Material provided:
**********

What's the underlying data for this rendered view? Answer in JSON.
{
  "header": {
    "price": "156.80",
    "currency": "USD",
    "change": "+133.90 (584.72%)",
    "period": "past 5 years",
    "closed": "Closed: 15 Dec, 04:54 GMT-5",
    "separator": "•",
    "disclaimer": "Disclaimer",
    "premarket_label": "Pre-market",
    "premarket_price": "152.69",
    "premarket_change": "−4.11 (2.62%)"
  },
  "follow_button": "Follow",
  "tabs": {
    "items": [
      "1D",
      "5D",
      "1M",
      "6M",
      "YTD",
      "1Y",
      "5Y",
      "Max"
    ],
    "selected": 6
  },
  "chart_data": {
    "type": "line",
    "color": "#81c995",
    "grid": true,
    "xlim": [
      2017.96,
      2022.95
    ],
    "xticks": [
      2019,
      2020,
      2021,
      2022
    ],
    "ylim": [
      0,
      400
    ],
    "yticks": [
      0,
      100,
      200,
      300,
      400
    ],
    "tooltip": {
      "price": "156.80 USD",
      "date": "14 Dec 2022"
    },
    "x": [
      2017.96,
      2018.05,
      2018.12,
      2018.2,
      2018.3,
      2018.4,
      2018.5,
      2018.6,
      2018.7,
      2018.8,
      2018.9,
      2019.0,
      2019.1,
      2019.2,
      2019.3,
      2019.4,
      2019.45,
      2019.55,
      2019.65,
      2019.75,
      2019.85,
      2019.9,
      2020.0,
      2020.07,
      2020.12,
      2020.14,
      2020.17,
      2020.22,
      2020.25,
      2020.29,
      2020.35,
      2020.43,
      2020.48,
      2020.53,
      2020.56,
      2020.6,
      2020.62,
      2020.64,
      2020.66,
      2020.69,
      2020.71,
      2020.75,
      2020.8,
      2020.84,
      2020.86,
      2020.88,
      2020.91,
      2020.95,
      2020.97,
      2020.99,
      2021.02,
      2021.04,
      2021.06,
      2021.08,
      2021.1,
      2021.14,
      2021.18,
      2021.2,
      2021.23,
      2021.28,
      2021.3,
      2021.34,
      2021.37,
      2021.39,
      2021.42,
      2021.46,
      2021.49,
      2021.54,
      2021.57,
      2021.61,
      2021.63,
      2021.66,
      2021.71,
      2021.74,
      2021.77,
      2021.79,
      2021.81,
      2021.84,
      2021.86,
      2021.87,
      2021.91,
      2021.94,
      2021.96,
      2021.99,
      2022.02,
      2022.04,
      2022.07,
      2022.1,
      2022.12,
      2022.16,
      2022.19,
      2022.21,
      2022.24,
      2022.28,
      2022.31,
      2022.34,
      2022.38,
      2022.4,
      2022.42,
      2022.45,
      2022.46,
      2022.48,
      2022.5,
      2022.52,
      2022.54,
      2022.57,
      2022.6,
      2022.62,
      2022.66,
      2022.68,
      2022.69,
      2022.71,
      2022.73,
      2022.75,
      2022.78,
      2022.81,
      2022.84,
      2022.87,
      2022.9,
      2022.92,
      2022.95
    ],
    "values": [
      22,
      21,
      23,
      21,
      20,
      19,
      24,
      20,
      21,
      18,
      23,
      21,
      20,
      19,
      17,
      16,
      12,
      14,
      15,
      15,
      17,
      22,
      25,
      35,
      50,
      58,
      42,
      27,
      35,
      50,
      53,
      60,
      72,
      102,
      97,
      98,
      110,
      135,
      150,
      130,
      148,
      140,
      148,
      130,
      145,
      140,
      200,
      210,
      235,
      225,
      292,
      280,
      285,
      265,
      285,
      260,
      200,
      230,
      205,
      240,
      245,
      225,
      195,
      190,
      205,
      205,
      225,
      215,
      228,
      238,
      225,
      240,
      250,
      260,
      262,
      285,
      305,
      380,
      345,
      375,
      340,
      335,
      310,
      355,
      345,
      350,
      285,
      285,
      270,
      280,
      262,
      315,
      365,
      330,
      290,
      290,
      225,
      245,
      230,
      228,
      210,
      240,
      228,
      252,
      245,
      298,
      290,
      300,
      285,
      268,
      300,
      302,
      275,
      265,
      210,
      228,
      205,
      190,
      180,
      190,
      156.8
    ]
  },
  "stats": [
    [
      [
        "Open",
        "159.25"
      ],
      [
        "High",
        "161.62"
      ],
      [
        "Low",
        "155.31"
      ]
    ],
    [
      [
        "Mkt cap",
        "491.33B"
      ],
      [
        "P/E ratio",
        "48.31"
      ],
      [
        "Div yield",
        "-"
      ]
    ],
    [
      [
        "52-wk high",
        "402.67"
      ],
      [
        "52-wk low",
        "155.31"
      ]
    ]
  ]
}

**********

Exercise description:
Type out the material again exactly as presented.

The solution:
What's the underlying data for this rendered view? Answer in JSON.
{
  "header": {
    "price": "156.80",
    "currency": "USD",
    "change": "+133.90 (584.72%)",
    "period": "past 5 years",
    "closed": "Closed: 15 Dec, 04:54 GMT-5",
    "separator": "•",
    "disclaimer": "Disclaimer",
    "premarket_label": "Pre-market",
    "premarket_price": "152.69",
    "premarket_change": "−4.11 (2.62%)"
  },
  "follow_button": "Follow",
  "tabs": {
    "items": [
      "1D",
      "5D",
      "1M",
      "6M",
      "YTD",
      "1Y",
      "5Y",
      "Max"
    ],
    "selected": 6
  },
  "chart_data": {
    "type": "line",
    "color": "#81c995",
    "grid": true,
    "xlim": [
      2017.96,
      2022.95
    ],
    "xticks": [
      2019,
      2020,
      2021,
      2022
    ],
    "ylim": [
      0,
      400
    ],
    "yticks": [
      0,
      100,
      200,
      300,
      400
    ],
    "tooltip": {
      "price": "156.80 USD",
      "date": "14 Dec 2022"
    },
    "x": [
      2017.96,
      2018.05,
      2018.12,
      2018.2,
      2018.3,
      2018.4,
      2018.5,
      2018.6,
      2018.7,
      2018.8,
      2018.9,
      2019.0,
      2019.1,
      2019.2,
      2019.3,
      2019.4,
      2019.45,
      2019.55,
      2019.65,
      2019.75,
      2019.85,
      2019.9,
      2020.0,
      2020.07,
      2020.12,
      2020.14,
      2020.17,
      2020.22,
      2020.25,
      2020.29,
      2020.35,
      2020.43,
      2020.48,
      2020.53,
      2020.56,
      2020.6,
      2020.62,
      2020.64,
      2020.66,
      2020.69,
      2020.71,
      2020.75,
      2020.8,
      2020.84,
      2020.86,
      2020.88,
      2020.91,
      2020.95,
      2020.97,
      2020.99,
      2021.02,
      2021.04,
      2021.06,
      2021.08,
      2021.1,
      2021.14,
      2021.18,
      2021.2,
      2021.23,
      2021.28,
      2021.3,
      2021.34,
      2021.37,
      2021.39,
      2021.42,
      2021.46,
      2021.49,
      2021.54,
      2021.57,
      2021.61,
      2021.63,
      2021.66,
      2021.71,
      2021.74,
      2021.77,
      2021.79,
      2021.81,
      2021.84,
      2021.86,
      2021.87,
      2021.91,
      2021.94,
      2021.96,
      2021.99,
      2022.02,
      2022.04,
      2022.07,
      2022.1,
      2022.12,
      2022.16,
      2022.19,
      2022.21,
      2022.24,
      2022.28,
      2022.31,
      2022.34,
      2022.38,
      2022.4,
      2022.42,
      2022.45,
      2022.46,
      2022.48,
      2022.5,
      2022.52,
      2022.54,
      2022.57,
      2022.6,
      2022.62,
      2022.66,
      2022.68,
      2022.69,
      2022.71,
      2022.73,
      2022.75,
      2022.78,
      2022.81,
      2022.84,
      2022.87,
      2022.9,
      2022.92,
      2022.95
    ],
    "values": [
      22,
      21,
      23,
      21,
      20,
      19,
      24,
      20,
      21,
      18,
      23,
      21,
      20,
      19,
      17,
      16,
      12,
      14,
      15,
      15,
      17,
      22,
      25,
      35,
      50,
      58,
      42,
      27,
      35,
      50,
      53,
      60,
      72,
      102,
      97,
      98,
      110,
      135,
      150,
      130,
      148,
      140,
      148,
      130,
      145,
      140,
      200,
      210,
      235,
      225,
      292,
      280,
      285,
      265,
      285,
      260,
      200,
      230,
      205,
      240,
      245,
      225,
      195,
      190,
      205,
      205,
      225,
      215,
      228,
      238,
      225,
      240,
      250,
      260,
      262,
      285,
      305,
      380,
      345,
      375,
      340,
      335,
      310,
      355,
      345,
      350,
      285,
      285,
      270,
      280,
      262,
      315,
      365,
      330,
      290,
      290,
      225,
      245,
      230,
      228,
      210,
      240,
      228,
      252,
      245,
      298,
      290,
      300,
      285,
      268,
      300,
      302,
      275,
      265,
      210,
      228,
      205,
      190,
      180,
      190,
      156.8
    ]
  },
  "stats": [
    [
      [
        "Open",
        "159.25"
      ],
      [
        "High",
        "161.62"
      ],
      [
        "Low",
        "155.31"
      ]
    ],
    [
      [
        "Mkt cap",
        "491.33B"
      ],
      [
        "P/E ratio",
        "48.31"
      ],
      [
        "Div yield",
        "-"
      ]
    ],
    [
      [
        "52-wk high",
        "402.67"
      ],
      [
        "52-wk low",
        "155.31"
      ]
    ]
  ]
}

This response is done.